── Texto dado

Há 25 anos o fotógrafo José Medeiros registra cenas do Pantanal e estava fazendo um trabalho sobre a pandemia na região quando os incêndios começaram. O profissional se uniu a voluntários e fez algumas imagens chocantes da devastação deixada pelas chamas.
“É até difícil descrever as cenas que vi porque nunca vivenciei uma situação destas. É uma das realidades mais impactantes para mim”, diz. São três tipos de fogo, as labaredas que vão de uma margem à outra ‘pulando’ os rios, levadas pelo vento, o fogo terrestre e o subterrâneo”.
Para ele, mostrar as imagens de destruição é também uma forma de sensibilizar as pessoas para uma situação que não deveria mais se repetir. Mas para isso é preciso que a sociedade se mobilize e cobre providências do poder público.
A coordenadora do ICV ressalta ainda outras ações como investimento em planejamento e prevenção, investimento nas brigadas e políticas públicas ambientais estruturadas.
“Agora que estamos no combate é preciso identificar e responsabilizar os culpados para que, no próximo ano, não exista essa sensação de impunidade que acaba levando a mais crimes ambientais”, acrescentou.
Ana Paula aponta o desmonte das políticas ambientais, ocorrido nos últimos anos, como um dos grandes responsáveis pelas ações predatórias vistas nos biomas brasileiros. O desmonte abrange a diminuição de orçamento dos órgãos de repreensão e fiscalização, bem como a redução das ações de prevenção.

────
── Dados fornecidos

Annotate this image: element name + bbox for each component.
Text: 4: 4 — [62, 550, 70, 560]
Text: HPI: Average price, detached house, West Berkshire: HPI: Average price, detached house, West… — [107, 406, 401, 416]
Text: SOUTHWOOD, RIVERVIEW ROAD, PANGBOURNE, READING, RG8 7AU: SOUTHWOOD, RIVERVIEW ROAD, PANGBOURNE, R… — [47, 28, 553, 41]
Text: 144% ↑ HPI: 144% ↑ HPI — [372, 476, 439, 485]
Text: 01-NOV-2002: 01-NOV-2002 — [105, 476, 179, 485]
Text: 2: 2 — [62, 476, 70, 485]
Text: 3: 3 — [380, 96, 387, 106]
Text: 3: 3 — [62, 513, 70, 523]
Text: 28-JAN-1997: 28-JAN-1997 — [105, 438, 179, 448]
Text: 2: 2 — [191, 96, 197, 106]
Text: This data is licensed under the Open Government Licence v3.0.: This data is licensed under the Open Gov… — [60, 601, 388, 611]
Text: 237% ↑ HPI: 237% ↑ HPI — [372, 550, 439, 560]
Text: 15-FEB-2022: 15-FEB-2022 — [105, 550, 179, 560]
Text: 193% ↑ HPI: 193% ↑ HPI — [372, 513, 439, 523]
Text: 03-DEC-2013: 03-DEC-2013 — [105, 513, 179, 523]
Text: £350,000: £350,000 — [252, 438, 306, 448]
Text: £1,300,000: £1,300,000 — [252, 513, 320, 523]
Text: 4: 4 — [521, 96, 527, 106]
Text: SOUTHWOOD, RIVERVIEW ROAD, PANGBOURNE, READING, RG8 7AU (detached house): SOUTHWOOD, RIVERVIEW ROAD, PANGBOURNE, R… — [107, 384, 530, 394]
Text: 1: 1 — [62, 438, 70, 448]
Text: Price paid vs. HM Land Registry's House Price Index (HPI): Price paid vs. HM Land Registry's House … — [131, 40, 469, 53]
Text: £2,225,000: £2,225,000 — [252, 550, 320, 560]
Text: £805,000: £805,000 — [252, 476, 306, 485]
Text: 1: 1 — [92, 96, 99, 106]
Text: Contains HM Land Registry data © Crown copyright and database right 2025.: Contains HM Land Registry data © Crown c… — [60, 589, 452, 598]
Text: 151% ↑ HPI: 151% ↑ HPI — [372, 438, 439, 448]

────

Tarefas pedidas:
A – Copie de novo o trecho do texto sobre os incêndios no Pantanal que começa nas palavras "Para ele, mostrar" e termina depois de "públicas ambientais estruturadas.", trocando "sociedade" por "população".
B – Responda com base no texto sobre os incêndios no Pantanal:
(i) Há quantos anos José Medeiros registra cenas do Pantanal?
(ii) Sobre que tema era o trabalho que ele fazia na região quando os incêndios começaram?
(iii) O que Ana Paula aponta como um dos grandes responsáveis pelas ações predatórias nos biomas brasileiros?
C – Dê sequência ao texto sobre os incêndios no Pantanal a partir da última frase.

Respostas esperadas:
A –
Para ele, mostrar as imagens de destruição é também uma forma de sensibilizar as pessoas para uma situação que não deveria mais se repetir. Mas para isso é preciso que a população se mobilize e cobre providências do poder público.
A coordenadora do ICV ressalta ainda outras ações como investimento em planejamento e prevenção, investimento nas brigadas e políticas públicas ambientais estruturadas.

B –
(i) Há 25 anos.
(ii) Sobre a pandemia.
(iii) O desmonte das políticas ambientais ocorrido nos últimos anos.

C –
“Nunca houve tanto incêndio no Pantanal, isso não é normal. A sociedade precisa se armar de dados claros e cobrar dos gestores públicos uma posição eficiente a respeito. Há um número muito pequeno de pessoas que ganham com a degradação ambiental e grilagem de terras. Um número reduzido de infratores ambientais que estão sujando o nome do estado como um todo e colocando em risco a economia do país em nível global”.
À ação humana somam-se condições favoráveis ao fogo como altas temperaturas, baixa umidade e ventos fortes que mudam de direção com muita frequência, conforme explicou o coordenador geral do Centro Integrado Multiagências (Cimam) e diretor operacional adjunto do Corpo de Bombeiros, tenente coronel Decio Silva.
Mesmo a preparação para este cenário com a implantação de um plano operacional no início de julho, quando começou o período proibitivo de queimadas em Mato Grosso, não foi suficiente para evitar a destruição que hoje se vê na região.
“Se formos somar todos os que estão trabalhando no combate aos focos e no atendimento aos animais e pessoas atingidos há mais de 300 pessoas, mas os desafios são enormes com dificuldades como as características topográficas, climáticas, de vegetação e o acúmulo da biomassa”, explicou.
Para o militar outros elementos são imprescindíveis como uma legislação mais específica, aportes financeiros como emendas e o planejamento conjunto com outros estados para uma ação mais eficiente e a longo prazo.
“O incêndio florestal tem vários fatores e frentes de análise. Ações estruturais e não estruturais, legislação, orçamento e pessoal. Quando todos estão andando ombreados, enxergamos êxito com maior clareza”.
Presidente da comissão externa do Senado Federal criada para discutir a situação atual do Pantanal, o senador Wellington Fagundes (PL) enfatiza a necessidade de haver uma legislação específica para a região. Ele liderou uma comissão de parlamentares que visitou a região em setembro e disse que nunca havia se deparado com uma situação tão catastrófica.
“O Pantanal é fauna, flora mas também é gente que vive por lá e precisa de apoio. O Brasil não tem a cultura do planejamento, ninguém acreditava que a situação seria tão grave”.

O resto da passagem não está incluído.